Requirements
Starting at the line that contains "Give me the", quote every line through the end of the entries, word for word, skipping the pictures.

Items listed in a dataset
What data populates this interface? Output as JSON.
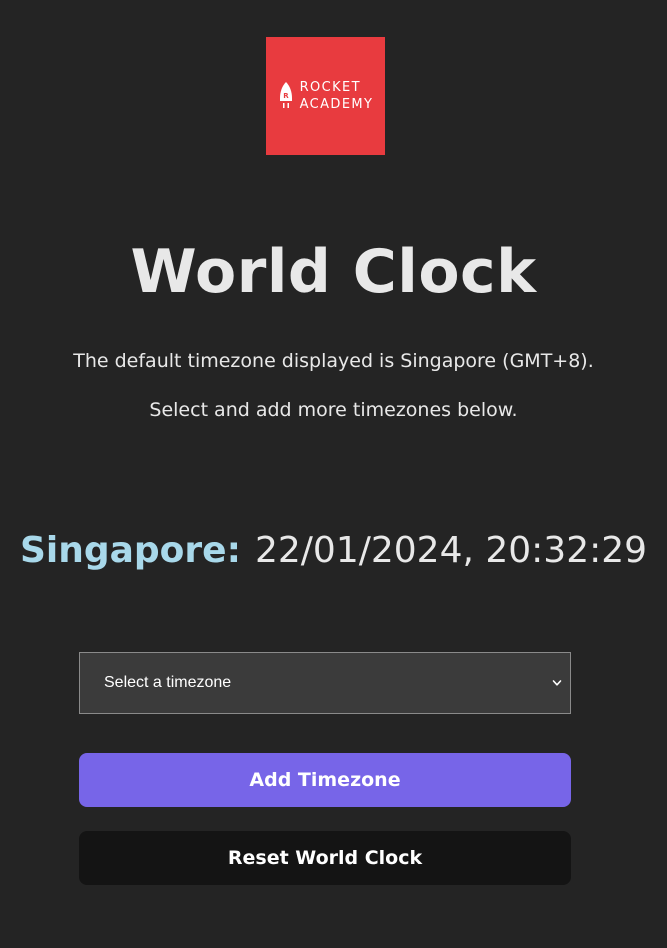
{
  "logo": {
    "line1": "ROCKET",
    "line2": "ACADEMY",
    "mark_letter": "R",
    "background_color": "#e83b3f"
  },
  "header": {
    "title": "World Clock",
    "subtitle_line1": "The default timezone displayed is Singapore (GMT+8).",
    "subtitle_line2": "Select and add more timezones below."
  },
  "clock": {
    "location": "Singapore:",
    "datetime": "22/01/2024, 20:32:29",
    "label_color": "#a8d8ea"
  },
  "timezone_select": {
    "selected_value": "Select a timezone",
    "icon": "chevron-down-icon"
  },
  "buttons": {
    "add_label": "Add Timezone",
    "add_color": "#7765e8",
    "reset_label": "Reset World Clock",
    "reset_color": "#141414"
  },
  "colors": {
    "page_background": "#242424",
    "text": "#e8e8e8"
  }
}
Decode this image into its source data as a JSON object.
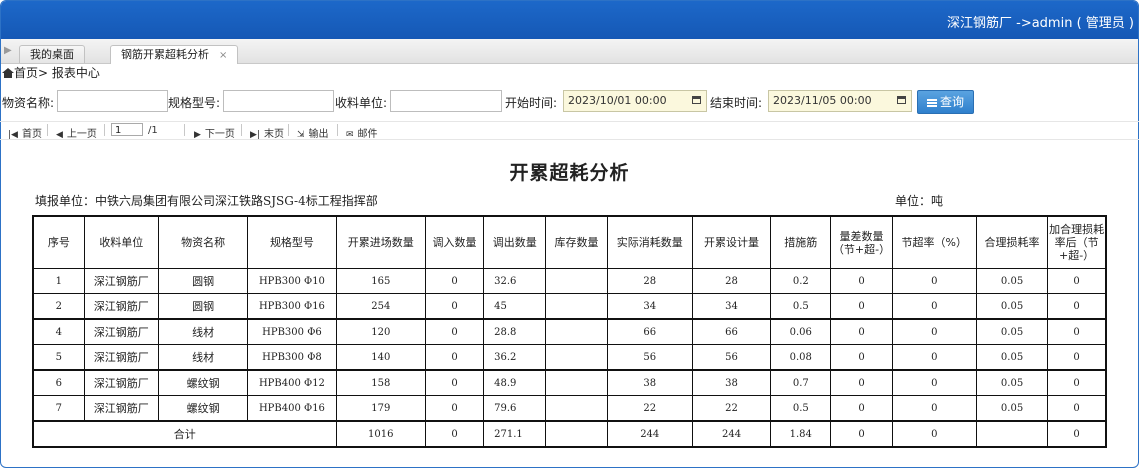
{
  "header": {
    "user_info": "深江钢筋厂 ->admin ( 管理员 )"
  },
  "tabs": [
    {
      "label": "我的桌面"
    },
    {
      "label": "钢筋开累超耗分析",
      "close": "×"
    }
  ],
  "breadcrumb": "首页> 报表中心",
  "filters": {
    "material_name_label": "物资名称:",
    "material_name_value": "",
    "spec_label": "规格型号:",
    "spec_value": "",
    "receiver_label": "收料单位:",
    "receiver_value": "",
    "start_label": "开始时间:",
    "start_value": "2023/10/01 00:00",
    "end_label": "结束时间:",
    "end_value": "2023/11/05 00:00",
    "query_label": "查询"
  },
  "toolbar": {
    "first": "首页",
    "prev": "上一页",
    "page_value": "1",
    "page_total": "/1",
    "next": "下一页",
    "last": "末页",
    "export": "输出",
    "mail": "邮件"
  },
  "report": {
    "title": "开累超耗分析",
    "unit_fill": "填报单位：中铁六局集团有限公司深江铁路SJSG-4标工程指挥部",
    "unit_measure": "单位：吨",
    "headers": [
      "序号",
      "收料单位",
      "物资名称",
      "规格型号",
      "开累进场数量",
      "调入数量",
      "调出数量",
      "库存数量",
      "实际消耗数量",
      "开累设计量",
      "措施筋",
      "量差数量（节+超-）",
      "节超率（%）",
      "合理损耗率",
      "加合理损耗率后（节+超-）"
    ],
    "rows": [
      [
        "1",
        "深江钢筋厂",
        "圆钢",
        "HPB300 Φ10",
        "165",
        "0",
        "32.6",
        "",
        "28",
        "28",
        "0.2",
        "0",
        "0",
        "0.05",
        "0"
      ],
      [
        "2",
        "深江钢筋厂",
        "圆钢",
        "HPB300 Φ16",
        "254",
        "0",
        "45",
        "",
        "34",
        "34",
        "0.5",
        "0",
        "0",
        "0.05",
        "0"
      ],
      [
        "4",
        "深江钢筋厂",
        "线材",
        "HPB300 Φ6",
        "120",
        "0",
        "28.8",
        "",
        "66",
        "66",
        "0.06",
        "0",
        "0",
        "0.05",
        "0"
      ],
      [
        "5",
        "深江钢筋厂",
        "线材",
        "HPB300 Φ8",
        "140",
        "0",
        "36.2",
        "",
        "56",
        "56",
        "0.08",
        "0",
        "0",
        "0.05",
        "0"
      ],
      [
        "6",
        "深江钢筋厂",
        "螺纹钢",
        "HPB400 Φ12",
        "158",
        "0",
        "48.9",
        "",
        "38",
        "38",
        "0.7",
        "0",
        "0",
        "0.05",
        "0"
      ],
      [
        "7",
        "深江钢筋厂",
        "螺纹钢",
        "HPB400 Φ16",
        "179",
        "0",
        "79.6",
        "",
        "22",
        "22",
        "0.5",
        "0",
        "0",
        "0.05",
        "0"
      ]
    ],
    "total": {
      "label": "合计",
      "in_qty": "1016",
      "transfer_in": "0",
      "transfer_out": "271.1",
      "stock": "",
      "actual": "244",
      "design": "244",
      "measure": "1.84",
      "diff": "0",
      "rate": "0",
      "loss": "",
      "after": "0"
    }
  }
}
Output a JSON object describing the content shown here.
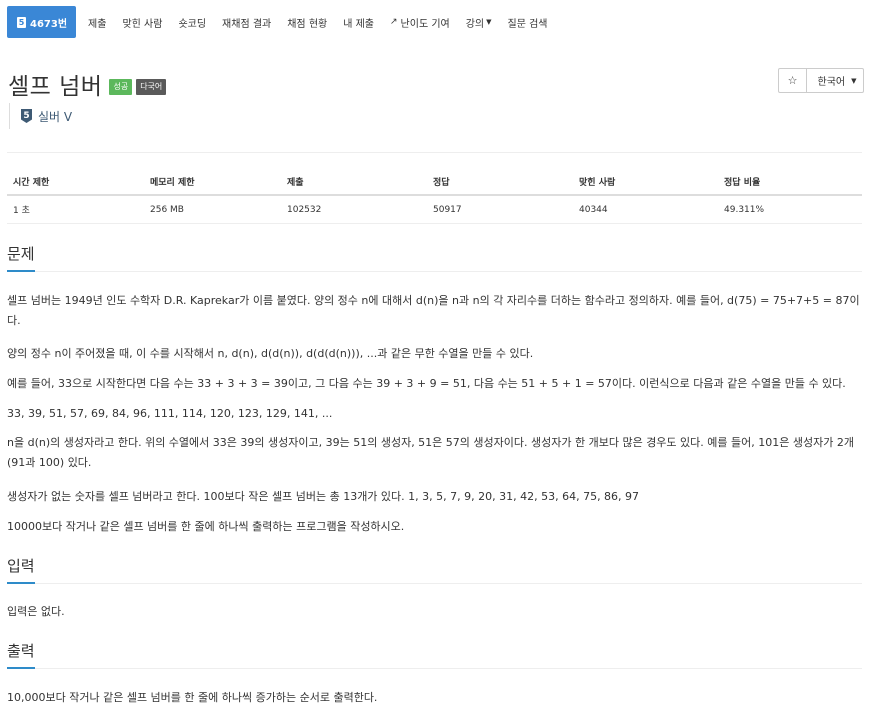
{
  "nav": {
    "problem_badge": "5",
    "problem_id": "4673번",
    "tabs": [
      "제출",
      "맞힌 사람",
      "숏코딩",
      "재채점 결과",
      "채점 현황",
      "내 제출"
    ],
    "difficulty": "난이도 기여",
    "lecture": "강의",
    "question_search": "질문 검색"
  },
  "problem": {
    "title": "셀프 넘버",
    "label_success": "성공",
    "label_multilang": "다국어",
    "tier_number": "5",
    "tier": "실버 V"
  },
  "toolbar": {
    "star": "☆",
    "language": "한국어"
  },
  "stats": {
    "headers": [
      "시간 제한",
      "메모리 제한",
      "제출",
      "정답",
      "맞힌 사람",
      "정답 비율"
    ],
    "values": [
      "1 초",
      "256 MB",
      "102532",
      "50917",
      "40344",
      "49.311%"
    ]
  },
  "sections": {
    "problem": {
      "title": "문제",
      "paragraphs": [
        "셀프 넘버는 1949년 인도 수학자 D.R. Kaprekar가 이름 붙였다. 양의 정수 n에 대해서 d(n)을 n과 n의 각 자리수를 더하는 함수라고 정의하자. 예를 들어, d(75) = 75+7+5 = 87이다.",
        "양의 정수 n이 주어졌을 때, 이 수를 시작해서 n, d(n), d(d(n)), d(d(d(n))), ...과 같은 무한 수열을 만들 수 있다.",
        "예를 들어, 33으로 시작한다면 다음 수는 33 + 3 + 3 = 39이고, 그 다음 수는 39 + 3 + 9 = 51, 다음 수는 51 + 5 + 1 = 57이다. 이런식으로 다음과 같은 수열을 만들 수 있다.",
        "33, 39, 51, 57, 69, 84, 96, 111, 114, 120, 123, 129, 141, ...",
        "n을 d(n)의 생성자라고 한다. 위의 수열에서 33은 39의 생성자이고, 39는 51의 생성자, 51은 57의 생성자이다. 생성자가 한 개보다 많은 경우도 있다. 예를 들어, 101은 생성자가 2개(91과 100) 있다.",
        "생성자가 없는 숫자를 셀프 넘버라고 한다. 100보다 작은 셀프 넘버는 총 13개가 있다. 1, 3, 5, 7, 9, 20, 31, 42, 53, 64, 75, 86, 97",
        "10000보다 작거나 같은 셀프 넘버를 한 줄에 하나씩 출력하는 프로그램을 작성하시오."
      ]
    },
    "input": {
      "title": "입력",
      "text": "입력은 없다."
    },
    "output": {
      "title": "출력",
      "text": "10,000보다 작거나 같은 셀프 넘버를 한 줄에 하나씩 증가하는 순서로 출력한다."
    }
  }
}
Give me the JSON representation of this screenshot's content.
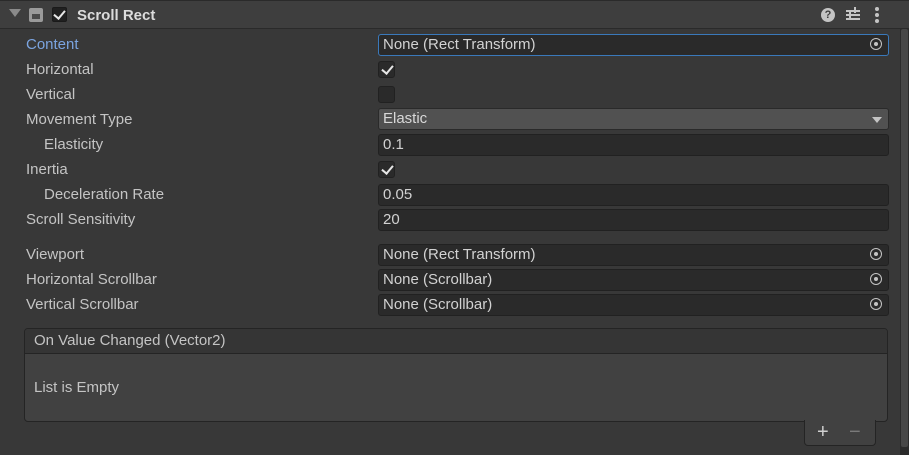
{
  "component": {
    "title": "Scroll Rect",
    "enabled": true,
    "help_glyph": "?",
    "icons": [
      "foldout-arrow-icon",
      "scroll-rect-component-icon",
      "help-icon",
      "preset-icon",
      "context-menu-icon"
    ]
  },
  "fields": {
    "content": {
      "label": "Content",
      "value": "None (Rect Transform)"
    },
    "horizontal": {
      "label": "Horizontal",
      "checked": true
    },
    "vertical": {
      "label": "Vertical",
      "checked": false
    },
    "movement_type": {
      "label": "Movement Type",
      "value": "Elastic"
    },
    "elasticity": {
      "label": "Elasticity",
      "value": "0.1"
    },
    "inertia": {
      "label": "Inertia",
      "checked": true
    },
    "deceleration_rate": {
      "label": "Deceleration Rate",
      "value": "0.05"
    },
    "scroll_sensitivity": {
      "label": "Scroll Sensitivity",
      "value": "20"
    },
    "viewport": {
      "label": "Viewport",
      "value": "None (Rect Transform)"
    },
    "horizontal_scrollbar": {
      "label": "Horizontal Scrollbar",
      "value": "None (Scrollbar)"
    },
    "vertical_scrollbar": {
      "label": "Vertical Scrollbar",
      "value": "None (Scrollbar)"
    }
  },
  "event": {
    "title": "On Value Changed (Vector2)",
    "empty_text": "List is Empty",
    "add_label": "+",
    "remove_label": "−"
  },
  "colors": {
    "background": "#383838",
    "field": "#2a2a2a",
    "accent_label": "#7ba4e0",
    "focus_border": "#3a79bb"
  }
}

Answer to this task
Give me the JSON representation of this screenshot's content.
{
  "component": {
    "title": "Scroll Rect",
    "enabled": true,
    "help_glyph": "?",
    "icons": [
      "foldout-arrow-icon",
      "scroll-rect-component-icon",
      "help-icon",
      "preset-icon",
      "context-menu-icon"
    ]
  },
  "fields": {
    "content": {
      "label": "Content",
      "value": "None (Rect Transform)"
    },
    "horizontal": {
      "label": "Horizontal",
      "checked": true
    },
    "vertical": {
      "label": "Vertical",
      "checked": false
    },
    "movement_type": {
      "label": "Movement Type",
      "value": "Elastic"
    },
    "elasticity": {
      "label": "Elasticity",
      "value": "0.1"
    },
    "inertia": {
      "label": "Inertia",
      "checked": true
    },
    "deceleration_rate": {
      "label": "Deceleration Rate",
      "value": "0.05"
    },
    "scroll_sensitivity": {
      "label": "Scroll Sensitivity",
      "value": "20"
    },
    "viewport": {
      "label": "Viewport",
      "value": "None (Rect Transform)"
    },
    "horizontal_scrollbar": {
      "label": "Horizontal Scrollbar",
      "value": "None (Scrollbar)"
    },
    "vertical_scrollbar": {
      "label": "Vertical Scrollbar",
      "value": "None (Scrollbar)"
    }
  },
  "event": {
    "title": "On Value Changed (Vector2)",
    "empty_text": "List is Empty",
    "add_label": "+",
    "remove_label": "−"
  },
  "colors": {
    "background": "#383838",
    "field": "#2a2a2a",
    "accent_label": "#7ba4e0",
    "focus_border": "#3a79bb"
  }
}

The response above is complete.